What you will do: Print out every entry, keeping each line identical to the original.

Given information:
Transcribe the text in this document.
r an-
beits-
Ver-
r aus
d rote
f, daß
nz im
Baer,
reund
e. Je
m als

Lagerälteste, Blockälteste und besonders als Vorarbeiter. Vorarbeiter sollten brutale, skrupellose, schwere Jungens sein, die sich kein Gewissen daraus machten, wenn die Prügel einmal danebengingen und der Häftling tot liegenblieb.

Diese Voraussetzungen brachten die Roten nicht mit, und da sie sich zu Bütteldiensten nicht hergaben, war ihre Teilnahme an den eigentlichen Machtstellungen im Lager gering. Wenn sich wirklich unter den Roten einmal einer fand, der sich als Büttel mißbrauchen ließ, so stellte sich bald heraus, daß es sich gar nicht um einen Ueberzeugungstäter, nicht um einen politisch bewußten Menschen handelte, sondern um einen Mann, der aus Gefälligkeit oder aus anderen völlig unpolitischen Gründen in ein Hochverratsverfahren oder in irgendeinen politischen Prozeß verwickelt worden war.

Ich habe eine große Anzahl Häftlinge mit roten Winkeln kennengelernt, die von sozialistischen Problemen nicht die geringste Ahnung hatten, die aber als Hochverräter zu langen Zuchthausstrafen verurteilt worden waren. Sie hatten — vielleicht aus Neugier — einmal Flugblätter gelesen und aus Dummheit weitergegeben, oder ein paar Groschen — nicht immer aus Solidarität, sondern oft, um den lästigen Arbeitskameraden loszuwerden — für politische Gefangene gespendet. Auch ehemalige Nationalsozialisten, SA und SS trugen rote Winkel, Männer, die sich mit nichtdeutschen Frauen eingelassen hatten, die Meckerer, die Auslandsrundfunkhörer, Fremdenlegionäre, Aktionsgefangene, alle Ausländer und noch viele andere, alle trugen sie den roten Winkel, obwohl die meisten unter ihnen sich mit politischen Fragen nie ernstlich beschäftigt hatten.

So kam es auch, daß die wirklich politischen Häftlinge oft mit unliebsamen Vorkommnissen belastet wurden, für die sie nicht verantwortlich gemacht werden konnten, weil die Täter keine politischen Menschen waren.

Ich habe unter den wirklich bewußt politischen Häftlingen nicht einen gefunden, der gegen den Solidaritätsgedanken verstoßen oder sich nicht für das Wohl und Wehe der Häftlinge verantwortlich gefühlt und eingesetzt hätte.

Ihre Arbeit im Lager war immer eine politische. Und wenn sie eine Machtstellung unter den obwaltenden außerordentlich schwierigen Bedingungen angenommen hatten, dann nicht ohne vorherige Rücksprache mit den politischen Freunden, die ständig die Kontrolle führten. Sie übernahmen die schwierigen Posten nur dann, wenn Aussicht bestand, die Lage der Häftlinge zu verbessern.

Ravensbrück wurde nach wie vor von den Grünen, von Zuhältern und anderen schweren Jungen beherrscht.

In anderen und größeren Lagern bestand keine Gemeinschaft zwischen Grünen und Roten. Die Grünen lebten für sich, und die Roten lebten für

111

Task response:
Transcribe the text in this document.
r an-
beits-
Ver-
r aus
d rote
f, daß
nz im
Baer,
reund
e. Je
m als

Lagerälteste, Blockälteste und besonders als Vorarbeiter. Vorarbeiter sollten brutale, skrupellose, schwere Jungens sein, die sich kein Gewissen daraus machten, wenn die Prügel einmal danebengingen und der Häftling tot liegenblieb.

Diese Voraussetzungen brachten die Roten nicht mit, und da sie sich zu Bütteldiensten nicht hergaben, war ihre Teilnahme an den eigentlichen Machtstellungen im Lager gering. Wenn sich wirklich unter den Roten einmal einer fand, der sich als Büttel mißbrauchen ließ, so stellte sich bald heraus, daß es sich gar nicht um einen Ueberzeugungstäter, nicht um einen politisch bewußten Menschen handelte, sondern um einen Mann, der aus Gefälligkeit oder aus anderen völlig unpolitischen Gründen in ein Hochverratsverfahren oder in irgendeinen politischen Prozeß verwickelt worden war.

Ich habe eine große Anzahl Häftlinge mit roten Winkeln kennengelernt, die von sozialistischen Problemen nicht die geringste Ahnung hatten, die aber als Hochverräter zu langen Zuchthausstrafen verurteilt worden waren. Sie hatten — vielleicht aus Neugier — einmal Flugblätter gelesen und aus Dummheit weitergegeben, oder ein paar Groschen — nicht immer aus Solidarität, sondern oft, um den lästigen Arbeitskameraden loszuwerden — für politische Gefangene gespendet. Auch ehemalige Nationalsozialisten, SA und SS trugen rote Winkel, Männer, die sich mit nichtdeutschen Frauen eingelassen hatten, die Meckerer, die Auslandsrundfunkhörer, Fremdenlegionäre, Aktionsgefangene, alle Ausländer und noch viele andere, alle trugen sie den roten Winkel, obwohl die meisten unter ihnen sich mit politischen Fragen nie ernstlich beschäftigt hatten.

So kam es auch, daß die wirklich politischen Häftlinge oft mit unliebsamen Vorkommnissen belastet wurden, für die sie nicht verantwortlich gemacht werden konnten, weil die Täter keine politischen Menschen waren.

Ich habe unter den wirklich bewußt politischen Häftlingen nicht einen gefunden, der gegen den Solidaritätsgedanken verstoßen oder sich nicht für das Wohl und Wehe der Häftlinge verantwortlich gefühlt und eingesetzt hätte.

Ihre Arbeit im Lager war immer eine politische. Und wenn sie eine Machtstellung unter den obwaltenden außerordentlich schwierigen Bedingungen angenommen hatten, dann nicht ohne vorherige Rücksprache mit den politischen Freunden, die ständig die Kontrolle führten. Sie übernahmen die schwierigen Posten nur dann, wenn Aussicht bestand, die Lage der Häftlinge zu verbessern.

Ravensbrück wurde nach wie vor von den Grünen, von Zuhältern und anderen schweren Jungen beherrscht.

In anderen und größeren Lagern bestand keine Gemeinschaft zwischen Grünen und Roten. Die Grünen lebten für sich, und die Roten lebten für

111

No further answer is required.